┏━━

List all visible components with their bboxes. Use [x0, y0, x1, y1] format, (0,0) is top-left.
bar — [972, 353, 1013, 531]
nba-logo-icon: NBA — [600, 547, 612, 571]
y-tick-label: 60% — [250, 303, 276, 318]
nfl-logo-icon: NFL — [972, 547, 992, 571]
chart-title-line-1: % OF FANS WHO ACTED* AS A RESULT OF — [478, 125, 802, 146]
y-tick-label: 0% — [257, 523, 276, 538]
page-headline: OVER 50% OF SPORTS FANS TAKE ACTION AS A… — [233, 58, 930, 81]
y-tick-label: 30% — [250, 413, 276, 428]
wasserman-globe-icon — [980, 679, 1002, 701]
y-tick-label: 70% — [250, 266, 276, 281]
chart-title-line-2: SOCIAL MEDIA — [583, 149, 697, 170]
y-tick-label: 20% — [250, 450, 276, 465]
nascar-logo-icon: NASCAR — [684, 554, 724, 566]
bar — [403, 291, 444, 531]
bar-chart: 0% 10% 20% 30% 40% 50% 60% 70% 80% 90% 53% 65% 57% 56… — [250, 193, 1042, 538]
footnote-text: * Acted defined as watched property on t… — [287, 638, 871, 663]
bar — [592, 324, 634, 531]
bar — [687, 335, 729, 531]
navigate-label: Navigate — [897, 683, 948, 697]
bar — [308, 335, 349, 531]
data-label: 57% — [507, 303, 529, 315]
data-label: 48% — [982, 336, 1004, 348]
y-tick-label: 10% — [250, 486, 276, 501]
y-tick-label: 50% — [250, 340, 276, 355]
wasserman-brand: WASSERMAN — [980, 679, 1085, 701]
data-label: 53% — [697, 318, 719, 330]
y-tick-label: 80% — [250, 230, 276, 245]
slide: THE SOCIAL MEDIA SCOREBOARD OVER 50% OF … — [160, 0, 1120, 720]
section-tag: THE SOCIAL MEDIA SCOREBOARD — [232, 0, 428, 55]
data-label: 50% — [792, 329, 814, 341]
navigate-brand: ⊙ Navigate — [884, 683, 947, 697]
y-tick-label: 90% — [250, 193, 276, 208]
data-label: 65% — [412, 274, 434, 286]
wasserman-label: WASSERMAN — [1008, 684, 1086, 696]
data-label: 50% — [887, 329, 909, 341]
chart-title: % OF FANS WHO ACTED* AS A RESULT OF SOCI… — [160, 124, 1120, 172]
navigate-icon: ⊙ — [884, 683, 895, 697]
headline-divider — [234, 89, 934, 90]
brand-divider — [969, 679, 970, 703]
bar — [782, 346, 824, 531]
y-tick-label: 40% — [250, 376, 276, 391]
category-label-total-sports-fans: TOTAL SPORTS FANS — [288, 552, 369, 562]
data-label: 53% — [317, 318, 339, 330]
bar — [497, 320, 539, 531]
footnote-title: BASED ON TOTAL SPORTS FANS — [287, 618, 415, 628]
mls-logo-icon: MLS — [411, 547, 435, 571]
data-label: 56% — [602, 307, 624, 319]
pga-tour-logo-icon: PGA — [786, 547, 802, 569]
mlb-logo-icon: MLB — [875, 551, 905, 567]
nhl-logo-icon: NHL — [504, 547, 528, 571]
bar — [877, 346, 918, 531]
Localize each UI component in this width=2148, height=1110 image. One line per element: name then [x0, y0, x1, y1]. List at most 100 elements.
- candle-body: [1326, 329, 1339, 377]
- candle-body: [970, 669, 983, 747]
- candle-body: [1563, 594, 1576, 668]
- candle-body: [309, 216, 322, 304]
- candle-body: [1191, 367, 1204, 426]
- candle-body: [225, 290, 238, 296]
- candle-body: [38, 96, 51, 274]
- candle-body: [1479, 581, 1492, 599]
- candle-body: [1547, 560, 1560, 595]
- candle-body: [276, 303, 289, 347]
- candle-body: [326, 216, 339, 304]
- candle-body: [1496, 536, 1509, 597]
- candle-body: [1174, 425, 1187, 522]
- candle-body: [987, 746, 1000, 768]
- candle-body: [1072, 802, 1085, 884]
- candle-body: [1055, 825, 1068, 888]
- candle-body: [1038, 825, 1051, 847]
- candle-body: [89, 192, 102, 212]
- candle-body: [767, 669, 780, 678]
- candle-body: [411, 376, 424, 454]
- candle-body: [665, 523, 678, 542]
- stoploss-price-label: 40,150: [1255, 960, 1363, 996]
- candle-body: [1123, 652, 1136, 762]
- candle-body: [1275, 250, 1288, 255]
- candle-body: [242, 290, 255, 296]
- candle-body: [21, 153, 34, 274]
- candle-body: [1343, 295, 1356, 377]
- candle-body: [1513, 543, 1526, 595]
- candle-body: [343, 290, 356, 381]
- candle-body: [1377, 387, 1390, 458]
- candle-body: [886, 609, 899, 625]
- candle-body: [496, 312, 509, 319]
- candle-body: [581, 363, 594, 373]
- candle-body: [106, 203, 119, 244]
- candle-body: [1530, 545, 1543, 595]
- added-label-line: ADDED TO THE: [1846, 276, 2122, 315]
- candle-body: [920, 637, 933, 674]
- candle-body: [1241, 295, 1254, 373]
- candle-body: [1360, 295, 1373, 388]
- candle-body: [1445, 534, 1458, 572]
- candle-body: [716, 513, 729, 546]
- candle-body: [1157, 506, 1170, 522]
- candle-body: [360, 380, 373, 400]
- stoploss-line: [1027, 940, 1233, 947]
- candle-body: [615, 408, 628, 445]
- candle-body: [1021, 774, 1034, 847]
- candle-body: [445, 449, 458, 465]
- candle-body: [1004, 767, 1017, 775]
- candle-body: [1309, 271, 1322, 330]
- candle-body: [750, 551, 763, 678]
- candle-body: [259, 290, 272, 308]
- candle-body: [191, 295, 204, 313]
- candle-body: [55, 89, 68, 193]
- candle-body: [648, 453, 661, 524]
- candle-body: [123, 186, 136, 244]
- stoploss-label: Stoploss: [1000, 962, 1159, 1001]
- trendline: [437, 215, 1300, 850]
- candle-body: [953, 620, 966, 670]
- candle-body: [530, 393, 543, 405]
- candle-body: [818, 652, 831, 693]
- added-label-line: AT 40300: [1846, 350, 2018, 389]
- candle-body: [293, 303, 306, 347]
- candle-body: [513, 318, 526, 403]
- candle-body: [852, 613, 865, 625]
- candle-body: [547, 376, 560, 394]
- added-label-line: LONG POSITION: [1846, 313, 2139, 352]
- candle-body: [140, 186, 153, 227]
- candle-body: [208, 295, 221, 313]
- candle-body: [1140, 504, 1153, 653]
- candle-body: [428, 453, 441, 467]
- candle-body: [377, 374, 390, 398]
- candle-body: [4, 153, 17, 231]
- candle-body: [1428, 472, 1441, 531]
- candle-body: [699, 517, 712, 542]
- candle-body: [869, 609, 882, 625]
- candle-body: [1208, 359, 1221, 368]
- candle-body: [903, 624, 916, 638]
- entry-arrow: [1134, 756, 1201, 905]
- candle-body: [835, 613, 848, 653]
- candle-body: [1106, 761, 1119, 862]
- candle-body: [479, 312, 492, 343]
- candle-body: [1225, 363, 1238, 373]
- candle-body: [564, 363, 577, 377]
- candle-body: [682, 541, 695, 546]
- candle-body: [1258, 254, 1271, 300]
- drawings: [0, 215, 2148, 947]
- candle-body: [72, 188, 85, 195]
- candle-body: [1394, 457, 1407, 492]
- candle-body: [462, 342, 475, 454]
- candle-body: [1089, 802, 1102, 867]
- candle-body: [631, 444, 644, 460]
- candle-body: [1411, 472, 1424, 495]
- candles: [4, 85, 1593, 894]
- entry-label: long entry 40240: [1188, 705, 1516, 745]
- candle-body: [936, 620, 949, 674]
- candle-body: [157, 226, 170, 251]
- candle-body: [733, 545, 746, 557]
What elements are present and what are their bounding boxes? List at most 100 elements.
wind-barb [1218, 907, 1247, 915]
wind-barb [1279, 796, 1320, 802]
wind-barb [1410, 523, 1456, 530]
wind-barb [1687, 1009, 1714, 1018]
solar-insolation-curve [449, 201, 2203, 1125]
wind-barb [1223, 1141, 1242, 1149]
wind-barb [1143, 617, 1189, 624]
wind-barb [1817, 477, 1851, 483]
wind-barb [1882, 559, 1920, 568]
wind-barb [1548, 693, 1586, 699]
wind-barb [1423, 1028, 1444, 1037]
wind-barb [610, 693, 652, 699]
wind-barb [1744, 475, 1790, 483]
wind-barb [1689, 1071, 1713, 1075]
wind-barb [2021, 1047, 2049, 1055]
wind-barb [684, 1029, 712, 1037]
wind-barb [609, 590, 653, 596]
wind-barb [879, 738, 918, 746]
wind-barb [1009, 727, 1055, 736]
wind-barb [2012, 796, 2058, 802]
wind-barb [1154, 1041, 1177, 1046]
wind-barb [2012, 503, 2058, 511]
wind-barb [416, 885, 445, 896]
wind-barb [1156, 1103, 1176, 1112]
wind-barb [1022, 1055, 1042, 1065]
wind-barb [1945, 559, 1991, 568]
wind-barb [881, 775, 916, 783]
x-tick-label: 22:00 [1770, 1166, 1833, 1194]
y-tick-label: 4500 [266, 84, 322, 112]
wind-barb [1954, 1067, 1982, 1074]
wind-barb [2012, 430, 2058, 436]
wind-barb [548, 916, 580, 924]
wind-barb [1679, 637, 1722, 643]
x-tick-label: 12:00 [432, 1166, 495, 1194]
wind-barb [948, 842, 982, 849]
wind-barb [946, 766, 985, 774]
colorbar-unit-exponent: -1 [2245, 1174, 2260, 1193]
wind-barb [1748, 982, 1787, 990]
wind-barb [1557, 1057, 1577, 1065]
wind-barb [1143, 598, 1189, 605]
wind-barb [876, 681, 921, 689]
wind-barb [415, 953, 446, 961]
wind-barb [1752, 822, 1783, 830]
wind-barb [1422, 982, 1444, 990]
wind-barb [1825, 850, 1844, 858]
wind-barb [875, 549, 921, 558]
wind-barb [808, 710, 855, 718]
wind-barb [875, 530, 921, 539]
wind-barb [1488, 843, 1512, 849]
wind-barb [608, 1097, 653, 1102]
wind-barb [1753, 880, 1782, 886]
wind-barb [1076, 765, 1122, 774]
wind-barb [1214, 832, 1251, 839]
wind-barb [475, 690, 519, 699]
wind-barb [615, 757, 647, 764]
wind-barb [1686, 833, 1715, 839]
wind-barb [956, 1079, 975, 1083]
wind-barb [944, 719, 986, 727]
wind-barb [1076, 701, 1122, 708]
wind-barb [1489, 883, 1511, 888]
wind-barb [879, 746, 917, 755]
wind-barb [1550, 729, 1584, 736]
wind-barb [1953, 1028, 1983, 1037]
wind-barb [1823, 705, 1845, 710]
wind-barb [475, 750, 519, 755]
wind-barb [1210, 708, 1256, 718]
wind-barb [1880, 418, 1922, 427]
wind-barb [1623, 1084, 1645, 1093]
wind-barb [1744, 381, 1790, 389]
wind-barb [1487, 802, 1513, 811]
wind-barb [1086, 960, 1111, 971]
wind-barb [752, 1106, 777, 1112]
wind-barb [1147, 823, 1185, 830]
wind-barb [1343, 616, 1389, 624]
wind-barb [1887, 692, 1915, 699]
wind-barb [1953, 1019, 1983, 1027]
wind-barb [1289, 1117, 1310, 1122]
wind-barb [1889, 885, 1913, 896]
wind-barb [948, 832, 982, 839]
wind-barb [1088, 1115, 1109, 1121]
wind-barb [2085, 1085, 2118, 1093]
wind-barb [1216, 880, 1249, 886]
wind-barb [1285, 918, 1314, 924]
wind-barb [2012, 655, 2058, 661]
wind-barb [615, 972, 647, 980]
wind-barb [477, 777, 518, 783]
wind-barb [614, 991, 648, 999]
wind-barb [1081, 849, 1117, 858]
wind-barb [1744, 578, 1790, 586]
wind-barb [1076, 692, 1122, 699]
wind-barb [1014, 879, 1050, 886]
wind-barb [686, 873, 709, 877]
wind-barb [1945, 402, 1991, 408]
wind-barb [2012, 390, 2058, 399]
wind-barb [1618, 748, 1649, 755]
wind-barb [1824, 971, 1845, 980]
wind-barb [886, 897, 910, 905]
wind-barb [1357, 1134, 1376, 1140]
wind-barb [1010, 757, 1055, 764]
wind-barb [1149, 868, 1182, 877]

┗━━

» **Task requirements**: Return the material above from its first line through the line containing "slide: THE SOCIAL", both included, unchanged.

» **Result of this exercise**:
List all visible components with their bboxes. Use [x0, y0, x1, y1] format, (0,0) is top-left.
bar — [972, 353, 1013, 531]
nba-logo-icon: NBA — [600, 547, 612, 571]
y-tick-label: 60% — [250, 303, 276, 318]
nfl-logo-icon: NFL — [972, 547, 992, 571]
chart-title-line-1: % OF FANS WHO ACTED* AS A RESULT OF — [478, 125, 802, 146]
y-tick-label: 0% — [257, 523, 276, 538]
page-headline: OVER 50% OF SPORTS FANS TAKE ACTION AS A… — [233, 58, 930, 81]
y-tick-label: 30% — [250, 413, 276, 428]
wasserman-globe-icon — [980, 679, 1002, 701]
y-tick-label: 70% — [250, 266, 276, 281]
chart-title-line-2: SOCIAL MEDIA — [583, 149, 697, 170]
y-tick-label: 20% — [250, 450, 276, 465]
nascar-logo-icon: NASCAR — [684, 554, 724, 566]
bar — [403, 291, 444, 531]
bar-chart: 0% 10% 20% 30% 40% 50% 60% 70% 80% 90% 53% 65% 57% 56… — [250, 193, 1042, 538]
footnote-text: * Acted defined as watched property on t… — [287, 638, 871, 663]
bar — [592, 324, 634, 531]
bar — [687, 335, 729, 531]
navigate-label: Navigate — [897, 683, 948, 697]
bar — [308, 335, 349, 531]
data-label: 57% — [507, 303, 529, 315]
data-label: 48% — [982, 336, 1004, 348]
y-tick-label: 10% — [250, 486, 276, 501]
y-tick-label: 50% — [250, 340, 276, 355]
wasserman-brand: WASSERMAN — [980, 679, 1085, 701]
data-label: 53% — [697, 318, 719, 330]
y-tick-label: 80% — [250, 230, 276, 245]
slide: THE SOCIAL MEDIA SCOREBOARD OVER 50% OF … — [160, 0, 1120, 720]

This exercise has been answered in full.